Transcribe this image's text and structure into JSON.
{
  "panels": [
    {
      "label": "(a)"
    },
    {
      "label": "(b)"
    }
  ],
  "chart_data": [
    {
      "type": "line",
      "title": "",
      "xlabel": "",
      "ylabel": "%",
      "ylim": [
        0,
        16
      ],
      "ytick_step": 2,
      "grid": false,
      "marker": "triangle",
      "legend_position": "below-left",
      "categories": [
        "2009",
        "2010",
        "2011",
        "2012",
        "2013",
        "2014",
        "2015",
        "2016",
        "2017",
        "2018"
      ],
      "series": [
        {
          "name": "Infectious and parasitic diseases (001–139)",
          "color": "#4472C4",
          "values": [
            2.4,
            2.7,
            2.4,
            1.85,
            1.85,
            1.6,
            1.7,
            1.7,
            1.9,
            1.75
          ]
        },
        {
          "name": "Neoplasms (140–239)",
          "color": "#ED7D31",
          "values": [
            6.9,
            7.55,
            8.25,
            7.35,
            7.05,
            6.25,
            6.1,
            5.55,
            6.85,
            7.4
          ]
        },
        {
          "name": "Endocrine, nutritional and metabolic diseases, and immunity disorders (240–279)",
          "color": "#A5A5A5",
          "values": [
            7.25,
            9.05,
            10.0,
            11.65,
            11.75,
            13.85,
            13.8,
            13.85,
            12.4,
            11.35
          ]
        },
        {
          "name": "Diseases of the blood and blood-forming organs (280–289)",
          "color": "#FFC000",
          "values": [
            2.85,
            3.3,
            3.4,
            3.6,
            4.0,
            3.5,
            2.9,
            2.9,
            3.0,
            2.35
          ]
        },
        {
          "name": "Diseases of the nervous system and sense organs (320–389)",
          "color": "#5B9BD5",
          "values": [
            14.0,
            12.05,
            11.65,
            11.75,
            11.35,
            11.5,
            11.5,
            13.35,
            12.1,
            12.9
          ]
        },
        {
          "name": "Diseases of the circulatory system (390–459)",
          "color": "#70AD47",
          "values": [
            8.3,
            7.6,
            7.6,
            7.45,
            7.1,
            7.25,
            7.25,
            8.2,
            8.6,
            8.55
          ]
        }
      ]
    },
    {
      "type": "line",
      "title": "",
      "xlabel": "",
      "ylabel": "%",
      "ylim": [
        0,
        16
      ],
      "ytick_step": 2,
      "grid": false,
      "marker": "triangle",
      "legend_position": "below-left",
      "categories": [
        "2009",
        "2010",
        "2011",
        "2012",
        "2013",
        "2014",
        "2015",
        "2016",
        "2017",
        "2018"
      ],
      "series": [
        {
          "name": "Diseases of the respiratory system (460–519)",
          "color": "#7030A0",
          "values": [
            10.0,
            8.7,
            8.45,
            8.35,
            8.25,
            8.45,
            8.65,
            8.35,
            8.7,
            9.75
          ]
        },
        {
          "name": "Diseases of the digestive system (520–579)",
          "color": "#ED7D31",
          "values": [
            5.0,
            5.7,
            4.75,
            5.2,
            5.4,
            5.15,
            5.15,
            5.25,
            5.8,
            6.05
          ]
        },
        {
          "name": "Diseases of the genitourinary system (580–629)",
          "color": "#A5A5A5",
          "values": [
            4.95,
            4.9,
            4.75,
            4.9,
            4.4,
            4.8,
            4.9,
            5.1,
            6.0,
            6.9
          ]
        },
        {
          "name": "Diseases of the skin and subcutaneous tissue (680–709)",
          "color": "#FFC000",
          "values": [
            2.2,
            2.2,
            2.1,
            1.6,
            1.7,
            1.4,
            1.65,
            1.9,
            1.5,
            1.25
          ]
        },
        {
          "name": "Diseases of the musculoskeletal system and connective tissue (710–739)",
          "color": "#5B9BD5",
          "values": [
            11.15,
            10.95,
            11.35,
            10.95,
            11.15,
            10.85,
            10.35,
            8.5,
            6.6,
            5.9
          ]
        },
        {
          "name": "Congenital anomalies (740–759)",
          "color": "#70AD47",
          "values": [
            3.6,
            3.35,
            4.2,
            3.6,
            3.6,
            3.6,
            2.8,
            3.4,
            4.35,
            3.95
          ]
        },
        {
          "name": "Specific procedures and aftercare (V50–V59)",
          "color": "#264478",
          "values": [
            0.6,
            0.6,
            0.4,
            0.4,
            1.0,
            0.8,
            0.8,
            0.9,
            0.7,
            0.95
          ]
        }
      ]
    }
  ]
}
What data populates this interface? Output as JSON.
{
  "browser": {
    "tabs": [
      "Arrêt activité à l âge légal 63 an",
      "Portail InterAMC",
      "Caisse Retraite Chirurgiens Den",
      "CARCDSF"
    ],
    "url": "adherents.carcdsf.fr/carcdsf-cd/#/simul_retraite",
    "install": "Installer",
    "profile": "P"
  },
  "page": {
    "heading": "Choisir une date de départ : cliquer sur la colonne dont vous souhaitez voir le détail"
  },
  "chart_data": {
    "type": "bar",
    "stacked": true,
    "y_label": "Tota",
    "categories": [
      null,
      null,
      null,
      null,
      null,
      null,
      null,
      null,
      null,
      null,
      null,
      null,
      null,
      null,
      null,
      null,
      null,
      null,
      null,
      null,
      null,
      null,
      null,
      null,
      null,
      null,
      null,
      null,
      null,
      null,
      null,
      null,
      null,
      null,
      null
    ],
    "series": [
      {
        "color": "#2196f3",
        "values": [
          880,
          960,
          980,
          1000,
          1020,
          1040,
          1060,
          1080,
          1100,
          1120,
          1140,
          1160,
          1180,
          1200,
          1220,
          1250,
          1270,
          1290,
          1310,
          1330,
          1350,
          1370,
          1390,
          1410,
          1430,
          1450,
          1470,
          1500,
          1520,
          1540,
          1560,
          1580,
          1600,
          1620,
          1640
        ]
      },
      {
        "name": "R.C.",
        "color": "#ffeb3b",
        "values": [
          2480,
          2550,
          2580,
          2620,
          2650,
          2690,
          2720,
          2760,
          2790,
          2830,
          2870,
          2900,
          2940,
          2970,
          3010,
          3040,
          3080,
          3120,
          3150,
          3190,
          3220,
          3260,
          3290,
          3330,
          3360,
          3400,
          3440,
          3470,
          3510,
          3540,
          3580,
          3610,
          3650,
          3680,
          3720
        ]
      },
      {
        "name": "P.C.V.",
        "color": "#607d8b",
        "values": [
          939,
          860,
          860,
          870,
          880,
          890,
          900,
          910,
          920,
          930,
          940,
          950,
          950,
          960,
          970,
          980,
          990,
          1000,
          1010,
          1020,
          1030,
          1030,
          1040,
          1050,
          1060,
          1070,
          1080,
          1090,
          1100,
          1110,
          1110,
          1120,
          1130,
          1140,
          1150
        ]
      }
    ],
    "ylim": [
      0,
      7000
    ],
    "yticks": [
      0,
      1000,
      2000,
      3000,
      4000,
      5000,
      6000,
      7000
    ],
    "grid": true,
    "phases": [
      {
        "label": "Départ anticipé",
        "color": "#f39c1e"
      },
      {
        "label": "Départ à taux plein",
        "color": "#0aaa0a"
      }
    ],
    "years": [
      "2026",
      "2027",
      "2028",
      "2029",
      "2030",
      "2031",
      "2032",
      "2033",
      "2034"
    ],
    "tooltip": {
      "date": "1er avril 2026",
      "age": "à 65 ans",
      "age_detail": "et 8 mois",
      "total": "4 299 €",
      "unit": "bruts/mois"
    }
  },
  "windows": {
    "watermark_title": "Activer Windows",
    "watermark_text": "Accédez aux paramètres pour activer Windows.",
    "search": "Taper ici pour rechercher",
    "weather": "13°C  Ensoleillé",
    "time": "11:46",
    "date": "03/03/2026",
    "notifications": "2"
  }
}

• What the task requires:
Print the whole listing exactly as it is.

• Task response:
Transcribe this image's text and structure into JSON.
{
  "panels": [
    {
      "label": "(a)"
    },
    {
      "label": "(b)"
    }
  ],
  "chart_data": [
    {
      "type": "line",
      "title": "",
      "xlabel": "",
      "ylabel": "%",
      "ylim": [
        0,
        16
      ],
      "ytick_step": 2,
      "grid": false,
      "marker": "triangle",
      "legend_position": "below-left",
      "categories": [
        "2009",
        "2010",
        "2011",
        "2012",
        "2013",
        "2014",
        "2015",
        "2016",
        "2017",
        "2018"
      ],
      "series": [
        {
          "name": "Infectious and parasitic diseases (001–139)",
          "color": "#4472C4",
          "values": [
            2.4,
            2.7,
            2.4,
            1.85,
            1.85,
            1.6,
            1.7,
            1.7,
            1.9,
            1.75
          ]
        },
        {
          "name": "Neoplasms (140–239)",
          "color": "#ED7D31",
          "values": [
            6.9,
            7.55,
            8.25,
            7.35,
            7.05,
            6.25,
            6.1,
            5.55,
            6.85,
            7.4
          ]
        },
        {
          "name": "Endocrine, nutritional and metabolic diseases, and immunity disorders (240–279)",
          "color": "#A5A5A5",
          "values": [
            7.25,
            9.05,
            10.0,
            11.65,
            11.75,
            13.85,
            13.8,
            13.85,
            12.4,
            11.35
          ]
        },
        {
          "name": "Diseases of the blood and blood-forming organs (280–289)",
          "color": "#FFC000",
          "values": [
            2.85,
            3.3,
            3.4,
            3.6,
            4.0,
            3.5,
            2.9,
            2.9,
            3.0,
            2.35
          ]
        },
        {
          "name": "Diseases of the nervous system and sense organs (320–389)",
          "color": "#5B9BD5",
          "values": [
            14.0,
            12.05,
            11.65,
            11.75,
            11.35,
            11.5,
            11.5,
            13.35,
            12.1,
            12.9
          ]
        },
        {
          "name": "Diseases of the circulatory system (390–459)",
          "color": "#70AD47",
          "values": [
            8.3,
            7.6,
            7.6,
            7.45,
            7.1,
            7.25,
            7.25,
            8.2,
            8.6,
            8.55
          ]
        }
      ]
    },
    {
      "type": "line",
      "title": "",
      "xlabel": "",
      "ylabel": "%",
      "ylim": [
        0,
        16
      ],
      "ytick_step": 2,
      "grid": false,
      "marker": "triangle",
      "legend_position": "below-left",
      "categories": [
        "2009",
        "2010",
        "2011",
        "2012",
        "2013",
        "2014",
        "2015",
        "2016",
        "2017",
        "2018"
      ],
      "series": [
        {
          "name": "Diseases of the respiratory system (460–519)",
          "color": "#7030A0",
          "values": [
            10.0,
            8.7,
            8.45,
            8.35,
            8.25,
            8.45,
            8.65,
            8.35,
            8.7,
            9.75
          ]
        },
        {
          "name": "Diseases of the digestive system (520–579)",
          "color": "#ED7D31",
          "values": [
            5.0,
            5.7,
            4.75,
            5.2,
            5.4,
            5.15,
            5.15,
            5.25,
            5.8,
            6.05
          ]
        },
        {
          "name": "Diseases of the genitourinary system (580–629)",
          "color": "#A5A5A5",
          "values": [
            4.95,
            4.9,
            4.75,
            4.9,
            4.4,
            4.8,
            4.9,
            5.1,
            6.0,
            6.9
          ]
        },
        {
          "name": "Diseases of the skin and subcutaneous tissue (680–709)",
          "color": "#FFC000",
          "values": [
            2.2,
            2.2,
            2.1,
            1.6,
            1.7,
            1.4,
            1.65,
            1.9,
            1.5,
            1.25
          ]
        },
        {
          "name": "Diseases of the musculoskeletal system and connective tissue (710–739)",
          "color": "#5B9BD5",
          "values": [
            11.15,
            10.95,
            11.35,
            10.95,
            11.15,
            10.85,
            10.35,
            8.5,
            6.6,
            5.9
          ]
        },
        {
          "name": "Congenital anomalies (740–759)",
          "color": "#70AD47",
          "values": [
            3.6,
            3.35,
            4.2,
            3.6,
            3.6,
            3.6,
            2.8,
            3.4,
            4.35,
            3.95
          ]
        },
        {
          "name": "Specific procedures and aftercare (V50–V59)",
          "color": "#264478",
          "values": [
            0.6,
            0.6,
            0.4,
            0.4,
            1.0,
            0.8,
            0.8,
            0.9,
            0.7,
            0.95
          ]
        }
      ]
    }
  ]
}
What data populates this interface? Output as JSON.
{
  "browser": {
    "tabs": [
      "Arrêt activité à l âge légal 63 an",
      "Portail InterAMC",
      "Caisse Retraite Chirurgiens Den",
      "CARCDSF"
    ],
    "url": "adherents.carcdsf.fr/carcdsf-cd/#/simul_retraite",
    "install": "Installer",
    "profile": "P"
  },
  "page": {
    "heading": "Choisir une date de départ : cliquer sur la colonne dont vous souhaitez voir le détail"
  },
  "chart_data": {
    "type": "bar",
    "stacked": true,
    "y_label": "Tota",
    "categories": [
      null,
      null,
      null,
      null,
      null,
      null,
      null,
      null,
      null,
      null,
      null,
      null,
      null,
      null,
      null,
      null,
      null,
      null,
      null,
      null,
      null,
      null,
      null,
      null,
      null,
      null,
      null,
      null,
      null,
      null,
      null,
      null,
      null,
      null,
      null
    ],
    "series": [
      {
        "color": "#2196f3",
        "values": [
          880,
          960,
          980,
          1000,
          1020,
          1040,
          1060,
          1080,
          1100,
          1120,
          1140,
          1160,
          1180,
          1200,
          1220,
          1250,
          1270,
          1290,
          1310,
          1330,
          1350,
          1370,
          1390,
          1410,
          1430,
          1450,
          1470,
          1500,
          1520,
          1540,
          1560,
          1580,
          1600,
          1620,
          1640
        ]
      },
      {
        "name": "R.C.",
        "color": "#ffeb3b",
        "values": [
          2480,
          2550,
          2580,
          2620,
          2650,
          2690,
          2720,
          2760,
          2790,
          2830,
          2870,
          2900,
          2940,
          2970,
          3010,
          3040,
          3080,
          3120,
          3150,
          3190,
          3220,
          3260,
          3290,
          3330,
          3360,
          3400,
          3440,
          3470,
          3510,
          3540,
          3580,
          3610,
          3650,
          3680,
          3720
        ]
      },
      {
        "name": "P.C.V.",
        "color": "#607d8b",
        "values": [
          939,
          860,
          860,
          870,
          880,
          890,
          900,
          910,
          920,
          930,
          940,
          950,
          950,
          960,
          970,
          980,
          990,
          1000,
          1010,
          1020,
          1030,
          1030,
          1040,
          1050,
          1060,
          1070,
          1080,
          1090,
          1100,
          1110,
          1110,
          1120,
          1130,
          1140,
          1150
        ]
      }
    ],
    "ylim": [
      0,
      7000
    ],
    "yticks": [
      0,
      1000,
      2000,
      3000,
      4000,
      5000,
      6000,
      7000
    ],
    "grid": true,
    "phases": [
      {
        "label": "Départ anticipé",
        "color": "#f39c1e"
      },
      {
        "label": "Départ à taux plein",
        "color": "#0aaa0a"
      }
    ],
    "years": [
      "2026",
      "2027",
      "2028",
      "2029",
      "2030",
      "2031",
      "2032",
      "2033",
      "2034"
    ],
    "tooltip": {
      "date": "1er avril 2026",
      "age": "à 65 ans",
      "age_detail": "et 8 mois",
      "total": "4 299 €",
      "unit": "bruts/mois"
    }
  },
  "windows": {
    "watermark_title": "Activer Windows",
    "watermark_text": "Accédez aux paramètres pour activer Windows.",
    "search": "Taper ici pour rechercher",
    "weather": "13°C  Ensoleillé",
    "time": "11:46",
    "date": "03/03/2026",
    "notifications": "2"
  }
}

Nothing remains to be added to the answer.